__OBJECTIVE__. Within the records that follow, find every line containing the string "System". Copy those lines.

__LISTED ENTRIES__.
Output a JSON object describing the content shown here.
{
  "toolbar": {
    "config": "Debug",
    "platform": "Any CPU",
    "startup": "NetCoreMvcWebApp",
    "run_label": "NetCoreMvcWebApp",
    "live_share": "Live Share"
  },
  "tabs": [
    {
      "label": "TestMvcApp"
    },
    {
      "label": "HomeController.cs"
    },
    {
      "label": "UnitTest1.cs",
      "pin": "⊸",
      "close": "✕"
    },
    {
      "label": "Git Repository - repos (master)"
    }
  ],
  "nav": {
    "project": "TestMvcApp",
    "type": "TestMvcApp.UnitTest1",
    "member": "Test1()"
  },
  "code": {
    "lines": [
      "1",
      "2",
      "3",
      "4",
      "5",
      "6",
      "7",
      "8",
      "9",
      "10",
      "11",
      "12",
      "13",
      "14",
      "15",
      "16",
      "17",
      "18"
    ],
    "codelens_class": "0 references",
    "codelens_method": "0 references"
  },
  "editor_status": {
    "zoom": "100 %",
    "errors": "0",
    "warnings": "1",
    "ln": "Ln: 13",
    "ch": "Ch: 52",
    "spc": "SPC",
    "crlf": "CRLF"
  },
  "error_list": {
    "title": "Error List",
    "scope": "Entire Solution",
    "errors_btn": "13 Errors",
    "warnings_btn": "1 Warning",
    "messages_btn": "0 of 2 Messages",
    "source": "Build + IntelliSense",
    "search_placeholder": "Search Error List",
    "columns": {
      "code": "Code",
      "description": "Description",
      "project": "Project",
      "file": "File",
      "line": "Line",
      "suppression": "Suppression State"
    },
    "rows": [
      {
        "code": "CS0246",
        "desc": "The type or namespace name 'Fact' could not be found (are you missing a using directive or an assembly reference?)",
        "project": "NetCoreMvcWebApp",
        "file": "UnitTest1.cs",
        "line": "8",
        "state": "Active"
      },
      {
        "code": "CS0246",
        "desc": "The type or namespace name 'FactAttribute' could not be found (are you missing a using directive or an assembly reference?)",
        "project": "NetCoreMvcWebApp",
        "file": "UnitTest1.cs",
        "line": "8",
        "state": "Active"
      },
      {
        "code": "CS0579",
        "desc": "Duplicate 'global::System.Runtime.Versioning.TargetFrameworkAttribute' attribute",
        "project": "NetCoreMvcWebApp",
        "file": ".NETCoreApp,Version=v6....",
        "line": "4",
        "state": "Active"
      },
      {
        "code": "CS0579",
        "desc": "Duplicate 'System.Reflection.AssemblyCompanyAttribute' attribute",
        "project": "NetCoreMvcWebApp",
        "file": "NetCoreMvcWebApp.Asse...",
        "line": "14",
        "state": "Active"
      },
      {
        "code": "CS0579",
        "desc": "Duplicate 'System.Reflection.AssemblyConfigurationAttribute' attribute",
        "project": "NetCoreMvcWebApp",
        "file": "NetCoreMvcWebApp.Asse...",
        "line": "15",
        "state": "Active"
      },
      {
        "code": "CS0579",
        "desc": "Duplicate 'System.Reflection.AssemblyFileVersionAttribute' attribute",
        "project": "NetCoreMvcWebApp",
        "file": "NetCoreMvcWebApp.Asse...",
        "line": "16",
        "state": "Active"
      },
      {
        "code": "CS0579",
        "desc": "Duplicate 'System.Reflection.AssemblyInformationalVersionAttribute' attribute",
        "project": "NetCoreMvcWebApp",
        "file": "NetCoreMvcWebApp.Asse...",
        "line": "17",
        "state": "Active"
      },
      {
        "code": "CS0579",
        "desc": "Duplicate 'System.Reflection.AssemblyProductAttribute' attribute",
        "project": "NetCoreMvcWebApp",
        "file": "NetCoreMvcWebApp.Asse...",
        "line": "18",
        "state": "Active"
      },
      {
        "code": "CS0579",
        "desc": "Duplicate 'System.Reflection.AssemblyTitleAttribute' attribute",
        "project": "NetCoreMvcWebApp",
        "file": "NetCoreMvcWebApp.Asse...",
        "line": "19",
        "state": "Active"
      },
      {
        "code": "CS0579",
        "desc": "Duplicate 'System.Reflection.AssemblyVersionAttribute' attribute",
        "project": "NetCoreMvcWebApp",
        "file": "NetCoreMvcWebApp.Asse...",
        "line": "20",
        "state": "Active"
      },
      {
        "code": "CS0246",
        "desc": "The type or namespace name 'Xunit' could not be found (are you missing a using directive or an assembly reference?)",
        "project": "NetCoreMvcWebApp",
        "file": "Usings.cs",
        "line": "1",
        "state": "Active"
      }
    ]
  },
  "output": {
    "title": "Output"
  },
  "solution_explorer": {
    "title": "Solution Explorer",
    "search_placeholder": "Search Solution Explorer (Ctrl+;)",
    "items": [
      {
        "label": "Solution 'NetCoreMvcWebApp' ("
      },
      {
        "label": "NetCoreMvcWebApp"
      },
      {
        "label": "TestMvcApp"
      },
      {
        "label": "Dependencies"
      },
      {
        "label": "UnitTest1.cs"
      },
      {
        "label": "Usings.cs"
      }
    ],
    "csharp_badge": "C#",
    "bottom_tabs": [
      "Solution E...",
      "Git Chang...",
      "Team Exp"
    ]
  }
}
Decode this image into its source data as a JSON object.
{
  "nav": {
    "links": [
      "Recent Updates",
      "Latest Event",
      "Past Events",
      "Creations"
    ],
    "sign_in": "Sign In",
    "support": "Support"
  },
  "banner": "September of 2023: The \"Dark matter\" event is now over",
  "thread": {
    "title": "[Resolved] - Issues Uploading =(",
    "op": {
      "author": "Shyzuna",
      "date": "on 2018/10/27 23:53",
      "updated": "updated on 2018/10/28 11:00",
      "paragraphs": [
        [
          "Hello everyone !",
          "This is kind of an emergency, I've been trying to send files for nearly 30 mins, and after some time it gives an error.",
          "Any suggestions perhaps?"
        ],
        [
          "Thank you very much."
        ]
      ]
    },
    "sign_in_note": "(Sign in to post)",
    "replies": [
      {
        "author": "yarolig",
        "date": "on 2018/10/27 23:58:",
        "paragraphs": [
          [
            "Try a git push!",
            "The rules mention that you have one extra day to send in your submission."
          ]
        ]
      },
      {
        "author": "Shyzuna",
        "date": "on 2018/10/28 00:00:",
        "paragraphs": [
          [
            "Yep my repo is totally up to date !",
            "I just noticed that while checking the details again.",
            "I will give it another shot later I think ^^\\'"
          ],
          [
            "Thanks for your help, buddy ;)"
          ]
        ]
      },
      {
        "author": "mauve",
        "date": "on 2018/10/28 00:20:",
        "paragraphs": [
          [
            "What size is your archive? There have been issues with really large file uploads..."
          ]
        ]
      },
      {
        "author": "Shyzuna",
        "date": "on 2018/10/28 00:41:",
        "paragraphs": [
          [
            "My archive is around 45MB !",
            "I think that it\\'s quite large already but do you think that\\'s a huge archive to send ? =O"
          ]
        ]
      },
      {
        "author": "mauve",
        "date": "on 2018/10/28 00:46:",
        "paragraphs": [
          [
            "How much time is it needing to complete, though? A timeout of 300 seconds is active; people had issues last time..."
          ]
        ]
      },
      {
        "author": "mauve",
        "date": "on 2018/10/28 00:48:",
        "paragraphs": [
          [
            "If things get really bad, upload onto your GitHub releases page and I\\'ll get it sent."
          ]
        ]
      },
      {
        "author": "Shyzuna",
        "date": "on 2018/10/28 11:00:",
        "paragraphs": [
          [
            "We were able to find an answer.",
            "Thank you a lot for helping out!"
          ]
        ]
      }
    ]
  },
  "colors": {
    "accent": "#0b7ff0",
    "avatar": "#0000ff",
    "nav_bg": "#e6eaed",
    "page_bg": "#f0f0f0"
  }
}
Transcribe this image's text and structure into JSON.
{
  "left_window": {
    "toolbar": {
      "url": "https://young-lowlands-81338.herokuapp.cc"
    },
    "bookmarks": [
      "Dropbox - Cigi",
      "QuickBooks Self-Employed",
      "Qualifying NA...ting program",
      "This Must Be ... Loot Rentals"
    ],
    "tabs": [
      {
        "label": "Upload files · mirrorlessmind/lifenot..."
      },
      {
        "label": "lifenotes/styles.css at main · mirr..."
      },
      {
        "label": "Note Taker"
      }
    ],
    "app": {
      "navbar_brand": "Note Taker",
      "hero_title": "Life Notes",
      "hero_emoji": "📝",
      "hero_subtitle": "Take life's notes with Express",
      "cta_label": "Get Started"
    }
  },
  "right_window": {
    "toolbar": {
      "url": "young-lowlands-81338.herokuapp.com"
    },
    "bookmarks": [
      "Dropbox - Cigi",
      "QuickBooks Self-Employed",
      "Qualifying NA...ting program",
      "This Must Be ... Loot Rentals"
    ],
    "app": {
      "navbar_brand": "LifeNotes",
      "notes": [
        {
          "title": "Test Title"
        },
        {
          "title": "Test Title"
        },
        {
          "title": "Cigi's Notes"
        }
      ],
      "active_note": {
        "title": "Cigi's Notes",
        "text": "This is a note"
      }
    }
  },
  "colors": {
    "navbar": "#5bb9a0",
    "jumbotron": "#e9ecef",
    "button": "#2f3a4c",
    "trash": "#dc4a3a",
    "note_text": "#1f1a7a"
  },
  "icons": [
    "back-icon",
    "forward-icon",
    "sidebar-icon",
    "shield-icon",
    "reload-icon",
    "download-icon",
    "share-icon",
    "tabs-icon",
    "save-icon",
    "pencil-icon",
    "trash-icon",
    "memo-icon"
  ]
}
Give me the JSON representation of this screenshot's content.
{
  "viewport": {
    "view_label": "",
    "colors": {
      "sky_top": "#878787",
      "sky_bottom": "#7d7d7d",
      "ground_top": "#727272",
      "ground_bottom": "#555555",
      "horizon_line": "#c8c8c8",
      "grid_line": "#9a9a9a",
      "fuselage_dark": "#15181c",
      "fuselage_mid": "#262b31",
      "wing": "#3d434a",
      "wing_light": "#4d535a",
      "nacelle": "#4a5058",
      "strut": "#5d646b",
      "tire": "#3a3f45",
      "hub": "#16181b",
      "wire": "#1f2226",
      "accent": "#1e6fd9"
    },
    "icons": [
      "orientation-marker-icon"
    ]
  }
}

__PROBLEM SOLUTION__.
        "desc": "Duplicate 'global::System.Runtime.Versioning.TargetFrameworkAttribute' attribute",
        "desc": "Duplicate 'System.Reflection.AssemblyCompanyAttribute' attribute",
        "desc": "Duplicate 'System.Reflection.AssemblyConfigurationAttribute' attribute",
        "desc": "Duplicate 'System.Reflection.AssemblyFileVersionAttribute' attribute",
        "desc": "Duplicate 'System.Reflection.AssemblyInformationalVersionAttribute' attribute",
        "desc": "Duplicate 'System.Reflection.AssemblyProductAttribute' attribute",
        "desc": "Duplicate 'System.Reflection.AssemblyTitleAttribute' attribute",
        "desc": "Duplicate 'System.Reflection.AssemblyVersionAttribute' attribute",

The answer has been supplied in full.